■ Problem to solve ■
Read through the data and report every line in which the word "content" occurs.
>>>
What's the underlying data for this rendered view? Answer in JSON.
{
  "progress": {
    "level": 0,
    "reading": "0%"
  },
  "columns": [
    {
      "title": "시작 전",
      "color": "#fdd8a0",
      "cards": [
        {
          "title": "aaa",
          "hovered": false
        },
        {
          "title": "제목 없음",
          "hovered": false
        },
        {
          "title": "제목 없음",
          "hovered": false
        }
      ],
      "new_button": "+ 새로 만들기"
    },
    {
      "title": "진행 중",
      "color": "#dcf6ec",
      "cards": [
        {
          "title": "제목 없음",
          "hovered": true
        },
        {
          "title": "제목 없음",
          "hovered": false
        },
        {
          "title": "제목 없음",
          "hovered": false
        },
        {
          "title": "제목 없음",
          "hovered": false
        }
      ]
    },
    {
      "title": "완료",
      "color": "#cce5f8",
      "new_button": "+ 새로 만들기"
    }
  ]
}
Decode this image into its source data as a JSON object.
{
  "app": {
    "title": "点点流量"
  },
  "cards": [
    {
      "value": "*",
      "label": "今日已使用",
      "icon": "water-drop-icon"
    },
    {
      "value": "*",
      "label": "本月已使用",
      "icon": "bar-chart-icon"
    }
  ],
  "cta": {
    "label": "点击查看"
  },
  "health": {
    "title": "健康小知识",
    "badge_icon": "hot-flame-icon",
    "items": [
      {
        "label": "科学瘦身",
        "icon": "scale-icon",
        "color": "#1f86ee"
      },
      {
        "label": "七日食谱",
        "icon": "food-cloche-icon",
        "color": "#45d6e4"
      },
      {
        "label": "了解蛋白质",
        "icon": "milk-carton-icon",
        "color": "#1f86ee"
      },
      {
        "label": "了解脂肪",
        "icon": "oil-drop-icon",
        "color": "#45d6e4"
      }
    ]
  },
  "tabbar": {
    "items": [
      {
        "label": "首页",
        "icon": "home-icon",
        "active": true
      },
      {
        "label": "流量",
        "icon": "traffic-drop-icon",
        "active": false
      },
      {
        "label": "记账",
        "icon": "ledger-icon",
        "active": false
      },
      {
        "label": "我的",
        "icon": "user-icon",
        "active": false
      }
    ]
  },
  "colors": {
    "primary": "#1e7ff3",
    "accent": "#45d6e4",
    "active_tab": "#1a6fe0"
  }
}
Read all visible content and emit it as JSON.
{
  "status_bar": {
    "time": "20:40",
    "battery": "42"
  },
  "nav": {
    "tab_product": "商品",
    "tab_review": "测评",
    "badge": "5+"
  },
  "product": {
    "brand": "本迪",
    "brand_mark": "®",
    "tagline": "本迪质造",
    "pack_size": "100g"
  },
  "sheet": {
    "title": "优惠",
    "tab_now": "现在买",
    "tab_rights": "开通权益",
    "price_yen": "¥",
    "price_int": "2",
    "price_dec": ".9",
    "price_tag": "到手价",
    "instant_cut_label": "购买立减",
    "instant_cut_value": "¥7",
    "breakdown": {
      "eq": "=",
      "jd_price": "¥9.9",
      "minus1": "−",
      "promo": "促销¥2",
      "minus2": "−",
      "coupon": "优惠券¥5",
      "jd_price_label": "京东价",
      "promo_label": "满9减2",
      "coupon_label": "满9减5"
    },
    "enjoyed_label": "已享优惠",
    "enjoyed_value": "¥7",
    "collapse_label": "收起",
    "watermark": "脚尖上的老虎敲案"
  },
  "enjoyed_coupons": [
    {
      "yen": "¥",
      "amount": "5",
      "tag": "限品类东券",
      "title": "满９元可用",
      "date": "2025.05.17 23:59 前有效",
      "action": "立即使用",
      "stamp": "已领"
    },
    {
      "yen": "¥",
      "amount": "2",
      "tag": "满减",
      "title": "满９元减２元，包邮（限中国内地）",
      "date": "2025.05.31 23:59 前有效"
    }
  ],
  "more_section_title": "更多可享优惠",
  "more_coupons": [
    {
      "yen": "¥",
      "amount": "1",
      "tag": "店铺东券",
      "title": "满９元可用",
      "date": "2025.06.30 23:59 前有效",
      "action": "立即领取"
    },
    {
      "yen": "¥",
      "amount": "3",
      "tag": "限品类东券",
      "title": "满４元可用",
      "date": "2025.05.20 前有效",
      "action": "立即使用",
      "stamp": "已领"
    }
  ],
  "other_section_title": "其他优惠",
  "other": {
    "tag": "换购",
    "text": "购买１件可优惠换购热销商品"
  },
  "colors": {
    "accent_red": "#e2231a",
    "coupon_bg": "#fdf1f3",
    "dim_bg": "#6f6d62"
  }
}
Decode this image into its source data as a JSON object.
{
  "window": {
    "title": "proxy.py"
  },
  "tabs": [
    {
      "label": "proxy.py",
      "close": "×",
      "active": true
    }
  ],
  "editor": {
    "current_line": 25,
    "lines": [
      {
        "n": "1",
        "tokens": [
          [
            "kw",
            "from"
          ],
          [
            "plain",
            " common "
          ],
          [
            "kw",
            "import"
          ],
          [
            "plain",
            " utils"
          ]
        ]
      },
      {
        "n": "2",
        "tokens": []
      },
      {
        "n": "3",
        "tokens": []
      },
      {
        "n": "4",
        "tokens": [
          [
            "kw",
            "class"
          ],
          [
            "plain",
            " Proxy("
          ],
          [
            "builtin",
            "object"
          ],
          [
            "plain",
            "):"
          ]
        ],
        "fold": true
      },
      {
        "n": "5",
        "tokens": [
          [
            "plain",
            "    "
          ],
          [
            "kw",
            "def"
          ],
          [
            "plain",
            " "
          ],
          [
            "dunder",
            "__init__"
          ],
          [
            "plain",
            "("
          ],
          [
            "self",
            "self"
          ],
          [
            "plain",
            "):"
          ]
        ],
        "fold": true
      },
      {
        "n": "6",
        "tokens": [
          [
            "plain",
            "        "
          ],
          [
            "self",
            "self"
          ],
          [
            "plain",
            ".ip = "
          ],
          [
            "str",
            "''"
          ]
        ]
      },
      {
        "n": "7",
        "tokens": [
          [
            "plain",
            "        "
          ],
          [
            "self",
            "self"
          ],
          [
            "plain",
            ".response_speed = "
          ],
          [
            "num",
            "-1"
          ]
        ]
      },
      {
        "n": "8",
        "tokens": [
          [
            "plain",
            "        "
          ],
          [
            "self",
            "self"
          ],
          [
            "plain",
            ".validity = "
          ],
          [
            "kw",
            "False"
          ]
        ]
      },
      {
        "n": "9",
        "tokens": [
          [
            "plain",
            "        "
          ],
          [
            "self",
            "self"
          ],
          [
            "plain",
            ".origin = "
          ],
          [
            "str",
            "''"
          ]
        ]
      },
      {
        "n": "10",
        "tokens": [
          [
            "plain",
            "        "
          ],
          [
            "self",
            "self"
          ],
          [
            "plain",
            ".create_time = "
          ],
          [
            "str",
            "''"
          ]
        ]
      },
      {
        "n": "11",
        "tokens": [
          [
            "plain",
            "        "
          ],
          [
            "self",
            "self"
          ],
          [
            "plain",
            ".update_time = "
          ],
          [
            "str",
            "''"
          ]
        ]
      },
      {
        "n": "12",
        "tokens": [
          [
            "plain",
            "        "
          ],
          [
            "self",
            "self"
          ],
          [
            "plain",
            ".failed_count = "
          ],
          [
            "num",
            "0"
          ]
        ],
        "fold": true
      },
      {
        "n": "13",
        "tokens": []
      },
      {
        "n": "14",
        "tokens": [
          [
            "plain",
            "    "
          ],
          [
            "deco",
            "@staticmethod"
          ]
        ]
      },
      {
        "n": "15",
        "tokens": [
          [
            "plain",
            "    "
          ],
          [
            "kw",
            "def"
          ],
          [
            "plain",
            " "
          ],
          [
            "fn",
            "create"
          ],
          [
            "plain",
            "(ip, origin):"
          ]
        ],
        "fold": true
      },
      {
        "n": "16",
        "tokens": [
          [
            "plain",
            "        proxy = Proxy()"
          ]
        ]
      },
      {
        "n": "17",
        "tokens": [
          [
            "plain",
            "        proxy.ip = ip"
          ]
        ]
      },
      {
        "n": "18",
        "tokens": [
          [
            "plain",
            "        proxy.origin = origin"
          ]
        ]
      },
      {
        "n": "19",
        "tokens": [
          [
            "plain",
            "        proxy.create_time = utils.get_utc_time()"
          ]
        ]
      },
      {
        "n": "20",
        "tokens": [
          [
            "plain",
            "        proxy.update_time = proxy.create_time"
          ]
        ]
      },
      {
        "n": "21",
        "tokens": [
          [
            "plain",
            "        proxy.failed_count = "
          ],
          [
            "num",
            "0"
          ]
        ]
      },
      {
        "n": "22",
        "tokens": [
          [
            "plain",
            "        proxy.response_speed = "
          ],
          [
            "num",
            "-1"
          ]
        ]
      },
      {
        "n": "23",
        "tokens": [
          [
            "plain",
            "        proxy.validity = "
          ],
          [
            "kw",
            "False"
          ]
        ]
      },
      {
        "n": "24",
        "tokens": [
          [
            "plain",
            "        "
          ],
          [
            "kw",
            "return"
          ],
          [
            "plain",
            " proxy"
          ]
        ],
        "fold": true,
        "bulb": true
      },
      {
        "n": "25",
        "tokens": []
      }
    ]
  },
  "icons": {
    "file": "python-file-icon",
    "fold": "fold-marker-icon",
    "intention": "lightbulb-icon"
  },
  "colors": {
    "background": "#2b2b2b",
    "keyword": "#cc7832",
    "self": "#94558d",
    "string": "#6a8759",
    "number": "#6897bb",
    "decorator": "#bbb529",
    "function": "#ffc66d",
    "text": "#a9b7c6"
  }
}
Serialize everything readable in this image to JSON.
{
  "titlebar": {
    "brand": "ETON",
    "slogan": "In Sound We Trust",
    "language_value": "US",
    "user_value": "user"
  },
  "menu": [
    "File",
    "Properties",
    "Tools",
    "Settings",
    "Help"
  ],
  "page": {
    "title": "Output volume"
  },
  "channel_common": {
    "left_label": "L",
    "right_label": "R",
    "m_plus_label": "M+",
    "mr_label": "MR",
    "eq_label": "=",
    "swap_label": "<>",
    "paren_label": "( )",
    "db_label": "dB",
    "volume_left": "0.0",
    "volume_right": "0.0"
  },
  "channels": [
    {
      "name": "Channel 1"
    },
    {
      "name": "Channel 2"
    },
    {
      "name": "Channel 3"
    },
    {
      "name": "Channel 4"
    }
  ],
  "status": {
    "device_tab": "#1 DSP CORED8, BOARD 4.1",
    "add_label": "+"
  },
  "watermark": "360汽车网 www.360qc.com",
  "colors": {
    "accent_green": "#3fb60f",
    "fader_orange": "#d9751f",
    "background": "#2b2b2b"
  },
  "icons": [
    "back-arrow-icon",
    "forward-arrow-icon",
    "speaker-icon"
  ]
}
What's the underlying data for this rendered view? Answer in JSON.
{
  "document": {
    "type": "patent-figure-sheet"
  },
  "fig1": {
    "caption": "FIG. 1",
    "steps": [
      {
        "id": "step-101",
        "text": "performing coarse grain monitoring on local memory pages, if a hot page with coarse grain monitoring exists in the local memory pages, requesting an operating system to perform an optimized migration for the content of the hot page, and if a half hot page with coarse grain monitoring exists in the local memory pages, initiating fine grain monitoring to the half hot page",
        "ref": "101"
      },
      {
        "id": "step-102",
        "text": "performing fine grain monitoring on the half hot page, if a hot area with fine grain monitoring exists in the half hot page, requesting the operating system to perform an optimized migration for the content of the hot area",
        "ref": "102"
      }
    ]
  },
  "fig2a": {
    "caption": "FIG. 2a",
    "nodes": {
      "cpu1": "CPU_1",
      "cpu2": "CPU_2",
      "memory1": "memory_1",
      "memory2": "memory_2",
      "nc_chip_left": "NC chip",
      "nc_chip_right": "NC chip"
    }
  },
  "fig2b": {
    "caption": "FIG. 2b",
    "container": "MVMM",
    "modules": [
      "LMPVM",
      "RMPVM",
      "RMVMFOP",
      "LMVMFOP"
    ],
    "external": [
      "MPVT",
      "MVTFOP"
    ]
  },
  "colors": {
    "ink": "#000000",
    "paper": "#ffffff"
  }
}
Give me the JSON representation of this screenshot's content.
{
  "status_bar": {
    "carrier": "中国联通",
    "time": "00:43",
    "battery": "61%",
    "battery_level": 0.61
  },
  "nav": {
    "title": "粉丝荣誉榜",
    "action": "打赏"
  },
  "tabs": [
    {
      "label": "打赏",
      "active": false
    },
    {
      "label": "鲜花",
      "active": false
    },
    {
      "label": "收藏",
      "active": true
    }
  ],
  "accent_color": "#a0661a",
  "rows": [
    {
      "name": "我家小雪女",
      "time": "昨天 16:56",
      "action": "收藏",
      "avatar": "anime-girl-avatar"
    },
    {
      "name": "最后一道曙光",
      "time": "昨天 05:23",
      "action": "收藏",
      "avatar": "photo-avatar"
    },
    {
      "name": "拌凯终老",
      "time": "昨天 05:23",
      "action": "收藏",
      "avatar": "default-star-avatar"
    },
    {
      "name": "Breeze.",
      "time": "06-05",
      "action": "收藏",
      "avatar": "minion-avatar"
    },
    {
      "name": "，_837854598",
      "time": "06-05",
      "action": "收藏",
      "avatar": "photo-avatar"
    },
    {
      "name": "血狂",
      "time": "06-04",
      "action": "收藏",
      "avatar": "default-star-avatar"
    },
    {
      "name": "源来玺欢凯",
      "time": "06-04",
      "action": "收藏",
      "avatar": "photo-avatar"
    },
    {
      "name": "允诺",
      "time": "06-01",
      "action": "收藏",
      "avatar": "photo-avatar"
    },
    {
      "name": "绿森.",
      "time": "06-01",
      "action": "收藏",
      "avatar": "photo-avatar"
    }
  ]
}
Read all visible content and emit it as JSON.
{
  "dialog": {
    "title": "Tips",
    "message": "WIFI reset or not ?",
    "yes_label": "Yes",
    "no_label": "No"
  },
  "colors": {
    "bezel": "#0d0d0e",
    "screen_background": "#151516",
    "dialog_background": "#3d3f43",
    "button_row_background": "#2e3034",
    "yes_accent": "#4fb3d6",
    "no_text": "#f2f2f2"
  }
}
<<<
■ Finished answer ■
Read all visible content and emit it as JSON.
        "text": "performing coarse grain monitoring on local memory pages, if a hot page with coarse grain monitoring exists in the local memory pages, requesting an operating system to perform an optimized migration for the content of the hot page, and if a half hot page with coarse grain monitoring exists in the local memory pages, initiating fine grain monitoring to the half hot page",
        "text": "performing fine grain monitoring on the half hot page, if a hot area with fine grain monitoring exists in the half hot page, requesting the operating system to perform an optimized migration for the content of the hot area",
Give me the JSON representation of this screenshot's content.
Read all visible content and emit it as JSON.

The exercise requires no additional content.